-- start of Exercise materials --

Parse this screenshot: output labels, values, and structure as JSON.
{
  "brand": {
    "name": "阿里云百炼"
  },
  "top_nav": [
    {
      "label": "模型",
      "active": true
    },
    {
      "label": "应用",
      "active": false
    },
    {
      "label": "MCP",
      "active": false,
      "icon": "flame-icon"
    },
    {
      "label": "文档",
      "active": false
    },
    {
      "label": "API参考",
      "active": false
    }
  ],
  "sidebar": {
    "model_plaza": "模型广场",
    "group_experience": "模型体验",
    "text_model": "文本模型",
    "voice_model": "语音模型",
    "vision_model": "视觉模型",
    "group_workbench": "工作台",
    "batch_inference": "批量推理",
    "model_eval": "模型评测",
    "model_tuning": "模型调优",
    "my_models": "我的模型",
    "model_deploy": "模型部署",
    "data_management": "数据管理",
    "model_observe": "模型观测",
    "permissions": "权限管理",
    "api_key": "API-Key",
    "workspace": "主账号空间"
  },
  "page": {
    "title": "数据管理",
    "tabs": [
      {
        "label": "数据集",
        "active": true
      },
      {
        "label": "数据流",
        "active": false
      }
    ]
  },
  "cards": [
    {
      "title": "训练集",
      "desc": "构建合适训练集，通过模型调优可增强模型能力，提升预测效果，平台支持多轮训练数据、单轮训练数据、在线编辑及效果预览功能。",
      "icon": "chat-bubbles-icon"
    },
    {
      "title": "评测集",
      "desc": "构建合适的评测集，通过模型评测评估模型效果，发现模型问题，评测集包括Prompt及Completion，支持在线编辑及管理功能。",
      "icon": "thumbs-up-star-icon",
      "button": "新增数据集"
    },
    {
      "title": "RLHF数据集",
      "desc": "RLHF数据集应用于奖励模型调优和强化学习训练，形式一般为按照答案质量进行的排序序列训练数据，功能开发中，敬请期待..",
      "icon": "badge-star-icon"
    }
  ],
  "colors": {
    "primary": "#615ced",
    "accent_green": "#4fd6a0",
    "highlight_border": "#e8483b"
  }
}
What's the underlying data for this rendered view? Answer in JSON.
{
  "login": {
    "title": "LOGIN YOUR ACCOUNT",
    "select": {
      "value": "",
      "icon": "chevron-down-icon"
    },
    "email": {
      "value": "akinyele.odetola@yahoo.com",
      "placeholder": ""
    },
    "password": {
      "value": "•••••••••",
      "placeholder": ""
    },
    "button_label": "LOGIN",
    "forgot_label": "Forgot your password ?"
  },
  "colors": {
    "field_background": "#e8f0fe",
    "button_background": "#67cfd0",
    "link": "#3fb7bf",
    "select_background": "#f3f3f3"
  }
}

-- end of Exercise materials --

* Instruction:
In the entries above, find the line containing "What's the underlying". Set down that line and every line after it through the last one, exactly and alone.

* Exercise response:
What's the underlying data for this rendered view? Answer in JSON.
{
  "login": {
    "title": "LOGIN YOUR ACCOUNT",
    "select": {
      "value": "",
      "icon": "chevron-down-icon"
    },
    "email": {
      "value": "akinyele.odetola@yahoo.com",
      "placeholder": ""
    },
    "password": {
      "value": "•••••••••",
      "placeholder": ""
    },
    "button_label": "LOGIN",
    "forgot_label": "Forgot your password ?"
  },
  "colors": {
    "field_background": "#e8f0fe",
    "button_background": "#67cfd0",
    "link": "#3fb7bf",
    "select_background": "#f3f3f3"
  }
}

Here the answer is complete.